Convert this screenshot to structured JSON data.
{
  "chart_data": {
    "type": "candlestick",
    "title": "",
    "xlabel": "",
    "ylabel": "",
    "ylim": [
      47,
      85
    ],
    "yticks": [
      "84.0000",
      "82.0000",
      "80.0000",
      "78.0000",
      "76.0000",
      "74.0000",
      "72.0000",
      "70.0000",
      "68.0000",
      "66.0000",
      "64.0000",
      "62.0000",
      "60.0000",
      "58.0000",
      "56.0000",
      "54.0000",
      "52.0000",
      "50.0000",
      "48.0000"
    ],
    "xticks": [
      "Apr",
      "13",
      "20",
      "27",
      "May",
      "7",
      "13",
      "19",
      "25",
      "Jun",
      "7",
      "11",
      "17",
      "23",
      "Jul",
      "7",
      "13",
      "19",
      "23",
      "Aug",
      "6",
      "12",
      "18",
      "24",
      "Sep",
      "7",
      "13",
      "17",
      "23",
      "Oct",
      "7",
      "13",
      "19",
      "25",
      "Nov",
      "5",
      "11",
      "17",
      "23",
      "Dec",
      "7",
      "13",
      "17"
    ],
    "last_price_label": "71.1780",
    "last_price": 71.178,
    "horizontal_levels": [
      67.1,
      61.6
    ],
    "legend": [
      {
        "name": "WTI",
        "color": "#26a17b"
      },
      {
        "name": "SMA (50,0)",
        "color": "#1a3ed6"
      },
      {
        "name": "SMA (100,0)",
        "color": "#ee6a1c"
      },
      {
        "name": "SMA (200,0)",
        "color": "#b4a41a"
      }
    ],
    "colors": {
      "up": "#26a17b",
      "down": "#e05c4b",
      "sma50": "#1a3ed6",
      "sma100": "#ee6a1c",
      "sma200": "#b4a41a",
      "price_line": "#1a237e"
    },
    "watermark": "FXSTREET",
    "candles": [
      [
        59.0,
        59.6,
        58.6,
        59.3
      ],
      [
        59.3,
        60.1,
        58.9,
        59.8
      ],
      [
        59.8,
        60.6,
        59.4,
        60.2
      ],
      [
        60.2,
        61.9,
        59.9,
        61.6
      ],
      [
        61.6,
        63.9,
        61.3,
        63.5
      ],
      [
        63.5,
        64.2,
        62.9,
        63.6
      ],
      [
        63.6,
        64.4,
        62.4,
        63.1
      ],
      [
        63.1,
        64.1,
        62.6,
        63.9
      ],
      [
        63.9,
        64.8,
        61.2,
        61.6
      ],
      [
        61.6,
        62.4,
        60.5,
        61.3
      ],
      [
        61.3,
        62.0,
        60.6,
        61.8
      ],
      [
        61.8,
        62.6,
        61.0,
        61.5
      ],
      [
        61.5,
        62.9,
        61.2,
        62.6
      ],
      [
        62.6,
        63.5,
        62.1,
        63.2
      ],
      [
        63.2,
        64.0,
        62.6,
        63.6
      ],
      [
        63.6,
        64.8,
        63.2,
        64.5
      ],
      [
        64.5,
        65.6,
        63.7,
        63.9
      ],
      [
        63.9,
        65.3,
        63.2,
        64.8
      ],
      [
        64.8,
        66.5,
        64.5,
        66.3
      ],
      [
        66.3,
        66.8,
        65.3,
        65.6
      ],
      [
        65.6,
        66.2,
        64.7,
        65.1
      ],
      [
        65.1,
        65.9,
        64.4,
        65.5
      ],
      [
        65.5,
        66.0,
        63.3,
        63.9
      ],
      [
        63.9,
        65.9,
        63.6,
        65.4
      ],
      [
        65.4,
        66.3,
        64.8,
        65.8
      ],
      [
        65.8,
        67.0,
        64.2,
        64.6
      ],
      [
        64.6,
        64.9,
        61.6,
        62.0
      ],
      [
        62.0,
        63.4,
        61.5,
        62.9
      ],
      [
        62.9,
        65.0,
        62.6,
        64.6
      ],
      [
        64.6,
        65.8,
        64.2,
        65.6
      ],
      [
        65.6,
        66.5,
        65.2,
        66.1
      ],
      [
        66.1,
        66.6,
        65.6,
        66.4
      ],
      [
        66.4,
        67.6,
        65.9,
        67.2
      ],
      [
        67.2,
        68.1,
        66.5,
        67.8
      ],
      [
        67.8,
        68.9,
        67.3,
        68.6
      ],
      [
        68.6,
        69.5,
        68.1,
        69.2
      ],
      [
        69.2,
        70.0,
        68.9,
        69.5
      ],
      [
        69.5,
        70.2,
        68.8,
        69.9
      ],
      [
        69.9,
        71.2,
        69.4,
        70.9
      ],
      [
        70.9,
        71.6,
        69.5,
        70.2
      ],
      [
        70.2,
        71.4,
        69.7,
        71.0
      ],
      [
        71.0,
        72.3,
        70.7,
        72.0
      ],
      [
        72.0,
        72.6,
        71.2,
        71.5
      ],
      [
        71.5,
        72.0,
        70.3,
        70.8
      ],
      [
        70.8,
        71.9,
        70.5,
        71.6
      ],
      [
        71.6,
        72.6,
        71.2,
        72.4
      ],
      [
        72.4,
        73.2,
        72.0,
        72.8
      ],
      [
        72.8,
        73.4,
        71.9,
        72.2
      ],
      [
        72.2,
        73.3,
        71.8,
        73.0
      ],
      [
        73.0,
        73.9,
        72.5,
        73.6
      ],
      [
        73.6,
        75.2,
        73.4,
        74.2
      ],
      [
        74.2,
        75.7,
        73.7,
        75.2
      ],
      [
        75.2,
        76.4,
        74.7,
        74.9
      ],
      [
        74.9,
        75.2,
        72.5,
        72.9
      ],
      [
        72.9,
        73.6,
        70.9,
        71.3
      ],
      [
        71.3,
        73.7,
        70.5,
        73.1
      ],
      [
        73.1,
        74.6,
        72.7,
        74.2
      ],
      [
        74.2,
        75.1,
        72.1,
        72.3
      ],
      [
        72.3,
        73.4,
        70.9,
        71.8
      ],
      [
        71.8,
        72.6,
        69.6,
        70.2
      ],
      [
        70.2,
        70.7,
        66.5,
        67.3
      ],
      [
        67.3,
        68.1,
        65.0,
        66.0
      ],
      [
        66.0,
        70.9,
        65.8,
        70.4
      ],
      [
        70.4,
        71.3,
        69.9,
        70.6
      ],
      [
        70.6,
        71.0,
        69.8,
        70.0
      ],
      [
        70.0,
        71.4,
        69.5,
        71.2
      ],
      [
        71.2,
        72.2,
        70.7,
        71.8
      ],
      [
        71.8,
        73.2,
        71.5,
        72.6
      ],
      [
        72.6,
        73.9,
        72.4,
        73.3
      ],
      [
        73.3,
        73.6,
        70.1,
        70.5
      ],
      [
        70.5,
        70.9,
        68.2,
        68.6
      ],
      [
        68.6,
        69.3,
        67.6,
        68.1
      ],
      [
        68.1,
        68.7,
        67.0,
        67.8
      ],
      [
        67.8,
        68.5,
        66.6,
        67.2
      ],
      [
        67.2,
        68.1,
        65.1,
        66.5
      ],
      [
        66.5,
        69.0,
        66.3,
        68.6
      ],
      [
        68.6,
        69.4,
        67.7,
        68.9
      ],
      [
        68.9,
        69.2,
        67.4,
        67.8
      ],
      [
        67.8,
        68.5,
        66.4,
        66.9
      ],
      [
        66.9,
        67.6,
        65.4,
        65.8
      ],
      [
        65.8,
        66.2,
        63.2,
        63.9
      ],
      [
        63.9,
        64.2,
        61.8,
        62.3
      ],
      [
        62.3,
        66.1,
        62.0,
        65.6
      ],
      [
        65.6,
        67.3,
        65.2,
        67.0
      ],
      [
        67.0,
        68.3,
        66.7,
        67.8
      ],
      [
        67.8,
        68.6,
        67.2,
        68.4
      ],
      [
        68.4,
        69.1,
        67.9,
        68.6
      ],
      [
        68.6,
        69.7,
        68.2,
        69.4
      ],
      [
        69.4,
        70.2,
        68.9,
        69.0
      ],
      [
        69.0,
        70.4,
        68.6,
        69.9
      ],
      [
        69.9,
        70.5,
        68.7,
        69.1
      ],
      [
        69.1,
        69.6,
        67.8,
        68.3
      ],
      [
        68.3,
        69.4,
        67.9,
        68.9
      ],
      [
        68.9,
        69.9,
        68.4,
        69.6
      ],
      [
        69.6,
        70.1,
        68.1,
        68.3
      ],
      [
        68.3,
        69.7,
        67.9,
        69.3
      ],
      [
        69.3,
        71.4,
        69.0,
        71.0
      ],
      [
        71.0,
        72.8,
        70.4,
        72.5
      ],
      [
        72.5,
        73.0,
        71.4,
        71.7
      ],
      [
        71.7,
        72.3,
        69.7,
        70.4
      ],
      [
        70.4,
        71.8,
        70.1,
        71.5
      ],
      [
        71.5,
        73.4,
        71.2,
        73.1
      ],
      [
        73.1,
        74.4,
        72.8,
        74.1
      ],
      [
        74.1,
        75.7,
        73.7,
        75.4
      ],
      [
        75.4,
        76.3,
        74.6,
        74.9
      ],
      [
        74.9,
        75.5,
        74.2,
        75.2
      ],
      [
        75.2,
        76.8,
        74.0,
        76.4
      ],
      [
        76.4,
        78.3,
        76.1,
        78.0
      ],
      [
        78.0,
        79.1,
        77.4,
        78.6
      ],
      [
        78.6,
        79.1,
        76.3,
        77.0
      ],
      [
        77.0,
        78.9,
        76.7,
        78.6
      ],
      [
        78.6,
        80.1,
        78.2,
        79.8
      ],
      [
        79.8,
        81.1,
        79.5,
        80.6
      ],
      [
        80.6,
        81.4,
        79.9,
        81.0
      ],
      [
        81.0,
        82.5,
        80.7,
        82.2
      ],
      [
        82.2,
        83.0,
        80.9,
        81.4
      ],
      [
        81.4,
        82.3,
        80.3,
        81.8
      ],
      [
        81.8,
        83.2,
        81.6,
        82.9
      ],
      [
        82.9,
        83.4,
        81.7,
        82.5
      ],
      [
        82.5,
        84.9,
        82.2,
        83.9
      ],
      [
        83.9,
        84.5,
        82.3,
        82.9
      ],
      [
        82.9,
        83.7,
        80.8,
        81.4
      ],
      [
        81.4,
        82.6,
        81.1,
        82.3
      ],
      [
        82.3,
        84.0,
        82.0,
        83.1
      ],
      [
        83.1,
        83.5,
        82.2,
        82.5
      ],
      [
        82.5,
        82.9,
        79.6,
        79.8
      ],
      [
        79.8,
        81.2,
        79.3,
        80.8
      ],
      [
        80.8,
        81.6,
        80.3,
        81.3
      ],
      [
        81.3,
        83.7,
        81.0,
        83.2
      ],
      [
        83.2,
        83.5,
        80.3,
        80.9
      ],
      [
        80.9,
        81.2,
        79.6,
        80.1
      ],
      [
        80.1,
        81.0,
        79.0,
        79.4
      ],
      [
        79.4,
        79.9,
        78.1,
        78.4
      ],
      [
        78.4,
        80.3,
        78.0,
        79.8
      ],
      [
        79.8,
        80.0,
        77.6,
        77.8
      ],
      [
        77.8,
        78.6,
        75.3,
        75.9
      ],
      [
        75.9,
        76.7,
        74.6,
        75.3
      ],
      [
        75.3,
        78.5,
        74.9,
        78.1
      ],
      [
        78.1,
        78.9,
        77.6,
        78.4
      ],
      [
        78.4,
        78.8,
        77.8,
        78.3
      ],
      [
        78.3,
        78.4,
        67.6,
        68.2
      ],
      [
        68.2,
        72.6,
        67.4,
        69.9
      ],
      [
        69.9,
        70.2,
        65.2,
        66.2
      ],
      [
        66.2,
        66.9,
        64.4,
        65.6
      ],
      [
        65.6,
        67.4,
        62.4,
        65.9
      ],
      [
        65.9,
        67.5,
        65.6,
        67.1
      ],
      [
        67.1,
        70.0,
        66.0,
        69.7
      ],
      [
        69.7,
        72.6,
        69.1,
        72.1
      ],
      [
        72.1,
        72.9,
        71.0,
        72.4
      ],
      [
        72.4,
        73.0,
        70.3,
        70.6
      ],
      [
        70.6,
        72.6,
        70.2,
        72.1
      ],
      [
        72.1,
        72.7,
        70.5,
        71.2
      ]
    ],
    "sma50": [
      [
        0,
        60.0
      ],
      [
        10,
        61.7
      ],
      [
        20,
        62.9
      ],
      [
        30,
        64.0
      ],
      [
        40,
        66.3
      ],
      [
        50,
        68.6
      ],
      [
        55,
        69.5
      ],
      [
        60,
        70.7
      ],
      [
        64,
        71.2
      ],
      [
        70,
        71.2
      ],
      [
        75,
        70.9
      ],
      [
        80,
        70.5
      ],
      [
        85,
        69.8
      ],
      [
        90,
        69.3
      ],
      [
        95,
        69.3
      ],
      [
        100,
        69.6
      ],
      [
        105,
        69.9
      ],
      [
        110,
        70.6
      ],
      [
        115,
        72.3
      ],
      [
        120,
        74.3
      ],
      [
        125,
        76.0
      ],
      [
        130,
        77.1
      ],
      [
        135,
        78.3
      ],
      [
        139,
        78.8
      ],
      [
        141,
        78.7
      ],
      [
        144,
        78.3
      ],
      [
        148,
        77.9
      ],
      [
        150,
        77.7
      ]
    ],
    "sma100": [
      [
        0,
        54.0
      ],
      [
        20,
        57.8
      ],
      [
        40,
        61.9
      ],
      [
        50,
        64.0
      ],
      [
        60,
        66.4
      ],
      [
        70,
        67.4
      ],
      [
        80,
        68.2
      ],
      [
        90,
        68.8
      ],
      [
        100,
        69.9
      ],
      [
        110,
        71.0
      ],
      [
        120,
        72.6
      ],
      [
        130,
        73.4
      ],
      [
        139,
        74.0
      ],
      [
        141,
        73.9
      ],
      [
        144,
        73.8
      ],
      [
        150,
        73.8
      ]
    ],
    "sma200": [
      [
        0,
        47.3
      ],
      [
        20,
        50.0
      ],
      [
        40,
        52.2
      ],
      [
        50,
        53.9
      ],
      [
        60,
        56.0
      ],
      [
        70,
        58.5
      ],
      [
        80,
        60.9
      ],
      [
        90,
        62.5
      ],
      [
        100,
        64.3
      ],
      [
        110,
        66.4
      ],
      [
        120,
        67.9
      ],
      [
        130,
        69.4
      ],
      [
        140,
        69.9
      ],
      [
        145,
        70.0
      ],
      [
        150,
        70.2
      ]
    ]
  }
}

- - - - - - -

Report how many lines of the records above contain the word "name", giving only the number.

*Result for this exercise*: 4